::: DATA SUPPLIED

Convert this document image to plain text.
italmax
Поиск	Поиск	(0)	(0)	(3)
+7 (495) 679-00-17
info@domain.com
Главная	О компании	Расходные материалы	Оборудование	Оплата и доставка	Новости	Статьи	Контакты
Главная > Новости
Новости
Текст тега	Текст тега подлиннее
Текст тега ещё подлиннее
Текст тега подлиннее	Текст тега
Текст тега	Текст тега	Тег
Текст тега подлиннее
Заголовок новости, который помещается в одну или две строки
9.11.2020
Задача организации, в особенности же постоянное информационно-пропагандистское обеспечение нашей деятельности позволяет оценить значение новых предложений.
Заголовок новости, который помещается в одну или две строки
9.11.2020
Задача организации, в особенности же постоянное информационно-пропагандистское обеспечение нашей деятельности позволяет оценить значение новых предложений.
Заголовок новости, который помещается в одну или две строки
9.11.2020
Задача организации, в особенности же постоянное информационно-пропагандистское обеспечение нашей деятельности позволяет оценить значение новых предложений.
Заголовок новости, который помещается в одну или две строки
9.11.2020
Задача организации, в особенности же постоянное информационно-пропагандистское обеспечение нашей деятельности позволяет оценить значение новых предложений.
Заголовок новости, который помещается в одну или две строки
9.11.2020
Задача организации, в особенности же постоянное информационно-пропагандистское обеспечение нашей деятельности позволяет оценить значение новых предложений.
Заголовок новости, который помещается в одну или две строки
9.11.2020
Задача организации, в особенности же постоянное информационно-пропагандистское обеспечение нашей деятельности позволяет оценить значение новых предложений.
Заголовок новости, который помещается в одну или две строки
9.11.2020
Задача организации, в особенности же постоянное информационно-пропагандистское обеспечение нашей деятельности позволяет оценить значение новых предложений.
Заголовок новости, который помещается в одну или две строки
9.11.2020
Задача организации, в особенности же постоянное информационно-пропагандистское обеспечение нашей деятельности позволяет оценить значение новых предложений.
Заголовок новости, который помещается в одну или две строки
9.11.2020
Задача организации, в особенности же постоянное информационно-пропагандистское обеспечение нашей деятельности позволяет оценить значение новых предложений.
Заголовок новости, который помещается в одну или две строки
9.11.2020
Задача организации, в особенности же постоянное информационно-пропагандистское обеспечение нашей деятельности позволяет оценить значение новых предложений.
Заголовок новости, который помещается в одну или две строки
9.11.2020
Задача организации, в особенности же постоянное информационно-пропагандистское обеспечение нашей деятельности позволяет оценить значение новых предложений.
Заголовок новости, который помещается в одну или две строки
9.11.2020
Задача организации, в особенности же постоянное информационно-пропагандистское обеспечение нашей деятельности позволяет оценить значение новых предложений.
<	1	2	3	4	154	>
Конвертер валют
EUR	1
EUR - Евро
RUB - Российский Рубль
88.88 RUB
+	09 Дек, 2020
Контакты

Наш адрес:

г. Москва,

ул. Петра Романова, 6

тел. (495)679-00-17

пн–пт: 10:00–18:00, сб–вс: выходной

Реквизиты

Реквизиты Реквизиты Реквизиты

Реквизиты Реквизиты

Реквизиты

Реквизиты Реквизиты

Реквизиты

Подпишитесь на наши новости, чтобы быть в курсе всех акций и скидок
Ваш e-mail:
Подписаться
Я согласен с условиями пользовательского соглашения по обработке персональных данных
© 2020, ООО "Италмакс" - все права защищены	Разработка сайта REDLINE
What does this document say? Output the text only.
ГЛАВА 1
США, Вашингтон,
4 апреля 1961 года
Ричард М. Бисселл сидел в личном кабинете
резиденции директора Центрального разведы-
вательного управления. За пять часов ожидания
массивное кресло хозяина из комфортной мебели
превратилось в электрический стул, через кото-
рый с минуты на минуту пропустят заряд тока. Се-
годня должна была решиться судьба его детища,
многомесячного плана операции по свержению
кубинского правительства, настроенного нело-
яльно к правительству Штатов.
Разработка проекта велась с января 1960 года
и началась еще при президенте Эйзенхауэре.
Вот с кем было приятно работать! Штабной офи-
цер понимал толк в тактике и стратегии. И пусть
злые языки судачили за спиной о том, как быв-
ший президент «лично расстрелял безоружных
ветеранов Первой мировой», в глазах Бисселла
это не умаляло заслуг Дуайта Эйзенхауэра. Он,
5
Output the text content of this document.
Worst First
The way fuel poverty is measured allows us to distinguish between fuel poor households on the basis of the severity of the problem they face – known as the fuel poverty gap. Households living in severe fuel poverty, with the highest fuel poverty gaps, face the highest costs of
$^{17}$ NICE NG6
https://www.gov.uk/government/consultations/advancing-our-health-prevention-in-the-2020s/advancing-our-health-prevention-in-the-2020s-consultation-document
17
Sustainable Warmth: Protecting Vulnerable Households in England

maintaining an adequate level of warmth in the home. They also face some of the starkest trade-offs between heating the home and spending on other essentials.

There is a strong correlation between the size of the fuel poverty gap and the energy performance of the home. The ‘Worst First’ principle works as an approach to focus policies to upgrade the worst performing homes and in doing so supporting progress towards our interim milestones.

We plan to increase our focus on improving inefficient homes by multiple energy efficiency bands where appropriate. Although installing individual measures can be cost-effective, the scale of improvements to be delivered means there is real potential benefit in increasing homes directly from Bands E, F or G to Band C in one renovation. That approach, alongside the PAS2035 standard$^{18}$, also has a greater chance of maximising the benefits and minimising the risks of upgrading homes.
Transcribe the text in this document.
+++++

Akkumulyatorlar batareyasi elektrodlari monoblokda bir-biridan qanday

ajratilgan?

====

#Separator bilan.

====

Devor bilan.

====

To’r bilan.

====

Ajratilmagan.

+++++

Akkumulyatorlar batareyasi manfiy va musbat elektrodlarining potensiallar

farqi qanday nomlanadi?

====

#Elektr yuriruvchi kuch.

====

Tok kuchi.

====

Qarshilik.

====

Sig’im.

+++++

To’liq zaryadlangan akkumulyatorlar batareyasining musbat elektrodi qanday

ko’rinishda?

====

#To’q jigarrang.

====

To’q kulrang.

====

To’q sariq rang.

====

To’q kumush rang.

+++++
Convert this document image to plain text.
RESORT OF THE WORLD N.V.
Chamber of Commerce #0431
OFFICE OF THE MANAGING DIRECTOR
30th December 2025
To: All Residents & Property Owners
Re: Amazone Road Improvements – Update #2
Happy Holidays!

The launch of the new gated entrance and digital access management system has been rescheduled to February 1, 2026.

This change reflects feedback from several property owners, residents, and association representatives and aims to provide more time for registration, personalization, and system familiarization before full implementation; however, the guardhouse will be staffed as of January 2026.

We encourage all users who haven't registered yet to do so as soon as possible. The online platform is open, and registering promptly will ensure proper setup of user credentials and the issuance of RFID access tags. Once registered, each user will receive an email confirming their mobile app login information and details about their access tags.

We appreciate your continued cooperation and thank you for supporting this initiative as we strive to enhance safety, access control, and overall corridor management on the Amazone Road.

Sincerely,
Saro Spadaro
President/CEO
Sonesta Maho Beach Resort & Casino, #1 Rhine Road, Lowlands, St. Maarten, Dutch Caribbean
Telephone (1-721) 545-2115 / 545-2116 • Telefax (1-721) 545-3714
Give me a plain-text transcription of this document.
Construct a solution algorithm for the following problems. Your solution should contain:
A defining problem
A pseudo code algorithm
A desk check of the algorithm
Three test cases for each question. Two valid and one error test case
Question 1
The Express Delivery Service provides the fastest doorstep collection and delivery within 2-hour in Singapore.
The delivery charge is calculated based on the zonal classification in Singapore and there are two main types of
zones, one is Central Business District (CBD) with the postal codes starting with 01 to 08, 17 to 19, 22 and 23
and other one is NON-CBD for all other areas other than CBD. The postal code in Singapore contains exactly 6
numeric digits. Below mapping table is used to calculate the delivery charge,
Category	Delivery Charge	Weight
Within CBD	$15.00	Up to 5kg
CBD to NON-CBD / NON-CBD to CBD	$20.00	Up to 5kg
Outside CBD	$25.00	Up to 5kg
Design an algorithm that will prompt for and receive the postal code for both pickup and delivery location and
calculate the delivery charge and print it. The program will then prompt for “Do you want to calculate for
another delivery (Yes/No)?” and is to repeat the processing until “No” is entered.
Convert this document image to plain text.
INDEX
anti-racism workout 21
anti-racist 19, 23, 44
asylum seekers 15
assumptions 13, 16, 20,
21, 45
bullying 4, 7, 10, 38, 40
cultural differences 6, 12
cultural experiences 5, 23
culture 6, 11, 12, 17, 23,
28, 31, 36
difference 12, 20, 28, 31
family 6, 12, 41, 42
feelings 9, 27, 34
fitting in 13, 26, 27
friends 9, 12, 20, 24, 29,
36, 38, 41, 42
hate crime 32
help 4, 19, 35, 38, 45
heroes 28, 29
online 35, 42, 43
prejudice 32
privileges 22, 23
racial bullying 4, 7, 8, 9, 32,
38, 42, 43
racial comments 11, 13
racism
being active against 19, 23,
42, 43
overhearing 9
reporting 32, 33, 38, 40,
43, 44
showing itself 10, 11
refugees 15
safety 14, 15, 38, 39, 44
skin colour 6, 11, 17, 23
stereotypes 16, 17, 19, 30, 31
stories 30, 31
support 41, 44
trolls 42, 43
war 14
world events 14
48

::::::

INSTRUCTIONS FOR THE TASK - Gather all the lines that include the word "qanday" and copy them out.

EXERCISE SOLUTION -
Akkumulyatorlar batareyasi elektrodlari monoblokda bir-biridan qanday
farqi qanday nomlanadi?
To’liq zaryadlangan akkumulyatorlar batareyasining musbat elektrodi qanday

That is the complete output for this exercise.